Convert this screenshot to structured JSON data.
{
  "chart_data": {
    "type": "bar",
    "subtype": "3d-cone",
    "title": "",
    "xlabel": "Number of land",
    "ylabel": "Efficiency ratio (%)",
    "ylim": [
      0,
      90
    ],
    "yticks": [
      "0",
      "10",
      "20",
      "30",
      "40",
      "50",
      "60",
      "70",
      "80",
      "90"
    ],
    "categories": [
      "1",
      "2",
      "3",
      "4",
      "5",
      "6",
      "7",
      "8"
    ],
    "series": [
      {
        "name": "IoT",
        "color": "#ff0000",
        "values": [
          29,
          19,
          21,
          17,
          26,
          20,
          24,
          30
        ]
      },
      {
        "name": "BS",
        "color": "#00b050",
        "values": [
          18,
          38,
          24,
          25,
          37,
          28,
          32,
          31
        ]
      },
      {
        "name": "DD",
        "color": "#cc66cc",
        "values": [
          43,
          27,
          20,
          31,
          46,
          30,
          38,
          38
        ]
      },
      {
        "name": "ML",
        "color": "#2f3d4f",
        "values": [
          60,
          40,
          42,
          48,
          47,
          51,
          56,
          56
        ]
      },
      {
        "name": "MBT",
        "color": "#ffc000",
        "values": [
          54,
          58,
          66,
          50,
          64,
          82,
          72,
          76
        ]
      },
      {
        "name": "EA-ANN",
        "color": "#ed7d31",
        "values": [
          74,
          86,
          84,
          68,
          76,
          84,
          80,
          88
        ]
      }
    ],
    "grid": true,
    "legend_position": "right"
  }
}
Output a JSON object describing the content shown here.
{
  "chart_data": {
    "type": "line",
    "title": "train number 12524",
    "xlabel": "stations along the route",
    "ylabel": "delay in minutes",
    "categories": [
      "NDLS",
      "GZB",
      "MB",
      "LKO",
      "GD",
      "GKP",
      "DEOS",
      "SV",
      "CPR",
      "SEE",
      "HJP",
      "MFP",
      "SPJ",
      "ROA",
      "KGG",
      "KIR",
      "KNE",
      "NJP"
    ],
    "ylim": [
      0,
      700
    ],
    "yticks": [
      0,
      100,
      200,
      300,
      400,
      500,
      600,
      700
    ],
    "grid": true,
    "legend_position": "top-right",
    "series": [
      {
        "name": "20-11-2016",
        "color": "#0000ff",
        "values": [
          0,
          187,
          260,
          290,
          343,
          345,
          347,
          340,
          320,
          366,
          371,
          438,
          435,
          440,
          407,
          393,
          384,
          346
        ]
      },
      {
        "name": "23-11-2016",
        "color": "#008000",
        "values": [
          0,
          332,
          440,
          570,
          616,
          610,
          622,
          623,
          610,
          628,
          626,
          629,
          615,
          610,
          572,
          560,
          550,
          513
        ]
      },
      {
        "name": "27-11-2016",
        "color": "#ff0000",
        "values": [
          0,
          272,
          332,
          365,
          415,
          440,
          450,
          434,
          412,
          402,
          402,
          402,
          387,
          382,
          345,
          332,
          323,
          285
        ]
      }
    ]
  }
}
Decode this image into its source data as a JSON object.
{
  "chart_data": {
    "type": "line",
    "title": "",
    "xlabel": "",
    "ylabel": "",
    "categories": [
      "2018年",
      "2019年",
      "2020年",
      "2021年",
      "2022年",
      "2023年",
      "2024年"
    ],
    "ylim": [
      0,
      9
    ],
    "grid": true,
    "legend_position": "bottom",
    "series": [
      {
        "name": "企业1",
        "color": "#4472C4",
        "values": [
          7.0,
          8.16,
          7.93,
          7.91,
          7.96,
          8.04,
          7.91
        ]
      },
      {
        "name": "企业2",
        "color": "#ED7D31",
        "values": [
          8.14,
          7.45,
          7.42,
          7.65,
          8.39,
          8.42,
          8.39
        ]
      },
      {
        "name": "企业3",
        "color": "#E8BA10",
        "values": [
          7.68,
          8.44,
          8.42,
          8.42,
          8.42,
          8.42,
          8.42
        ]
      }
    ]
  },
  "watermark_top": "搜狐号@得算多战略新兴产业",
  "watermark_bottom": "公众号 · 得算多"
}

To do: Every line above needs to be retyped exactly.

Solution:
Convert this screenshot to structured JSON data.
{
  "chart_data": {
    "type": "bar",
    "subtype": "3d-cone",
    "title": "",
    "xlabel": "Number of land",
    "ylabel": "Efficiency ratio (%)",
    "ylim": [
      0,
      90
    ],
    "yticks": [
      "0",
      "10",
      "20",
      "30",
      "40",
      "50",
      "60",
      "70",
      "80",
      "90"
    ],
    "categories": [
      "1",
      "2",
      "3",
      "4",
      "5",
      "6",
      "7",
      "8"
    ],
    "series": [
      {
        "name": "IoT",
        "color": "#ff0000",
        "values": [
          29,
          19,
          21,
          17,
          26,
          20,
          24,
          30
        ]
      },
      {
        "name": "BS",
        "color": "#00b050",
        "values": [
          18,
          38,
          24,
          25,
          37,
          28,
          32,
          31
        ]
      },
      {
        "name": "DD",
        "color": "#cc66cc",
        "values": [
          43,
          27,
          20,
          31,
          46,
          30,
          38,
          38
        ]
      },
      {
        "name": "ML",
        "color": "#2f3d4f",
        "values": [
          60,
          40,
          42,
          48,
          47,
          51,
          56,
          56
        ]
      },
      {
        "name": "MBT",
        "color": "#ffc000",
        "values": [
          54,
          58,
          66,
          50,
          64,
          82,
          72,
          76
        ]
      },
      {
        "name": "EA-ANN",
        "color": "#ed7d31",
        "values": [
          74,
          86,
          84,
          68,
          76,
          84,
          80,
          88
        ]
      }
    ],
    "grid": true,
    "legend_position": "right"
  }
}
Output a JSON object describing the content shown here.
{
  "chart_data": {
    "type": "line",
    "title": "train number 12524",
    "xlabel": "stations along the route",
    "ylabel": "delay in minutes",
    "categories": [
      "NDLS",
      "GZB",
      "MB",
      "LKO",
      "GD",
      "GKP",
      "DEOS",
      "SV",
      "CPR",
      "SEE",
      "HJP",
      "MFP",
      "SPJ",
      "ROA",
      "KGG",
      "KIR",
      "KNE",
      "NJP"
    ],
    "ylim": [
      0,
      700
    ],
    "yticks": [
      0,
      100,
      200,
      300,
      400,
      500,
      600,
      700
    ],
    "grid": true,
    "legend_position": "top-right",
    "series": [
      {
        "name": "20-11-2016",
        "color": "#0000ff",
        "values": [
          0,
          187,
          260,
          290,
          343,
          345,
          347,
          340,
          320,
          366,
          371,
          438,
          435,
          440,
          407,
          393,
          384,
          346
        ]
      },
      {
        "name": "23-11-2016",
        "color": "#008000",
        "values": [
          0,
          332,
          440,
          570,
          616,
          610,
          622,
          623,
          610,
          628,
          626,
          629,
          615,
          610,
          572,
          560,
          550,
          513
        ]
      },
      {
        "name": "27-11-2016",
        "color": "#ff0000",
        "values": [
          0,
          272,
          332,
          365,
          415,
          440,
          450,
          434,
          412,
          402,
          402,
          402,
          387,
          382,
          345,
          332,
          323,
          285
        ]
      }
    ]
  }
}
Decode this image into its source data as a JSON object.
{
  "chart_data": {
    "type": "line",
    "title": "",
    "xlabel": "",
    "ylabel": "",
    "categories": [
      "2018年",
      "2019年",
      "2020年",
      "2021年",
      "2022年",
      "2023年",
      "2024年"
    ],
    "ylim": [
      0,
      9
    ],
    "grid": true,
    "legend_position": "bottom",
    "series": [
      {
        "name": "企业1",
        "color": "#4472C4",
        "values": [
          7.0,
          8.16,
          7.93,
          7.91,
          7.96,
          8.04,
          7.91
        ]
      },
      {
        "name": "企业2",
        "color": "#ED7D31",
        "values": [
          8.14,
          7.45,
          7.42,
          7.65,
          8.39,
          8.42,
          8.39
        ]
      },
      {
        "name": "企业3",
        "color": "#E8BA10",
        "values": [
          7.68,
          8.44,
          8.42,
          8.42,
          8.42,
          8.42,
          8.42
        ]
      }
    ]
  },
  "watermark_top": "搜狐号@得算多战略新兴产业",
  "watermark_bottom": "公众号 · 得算多"
}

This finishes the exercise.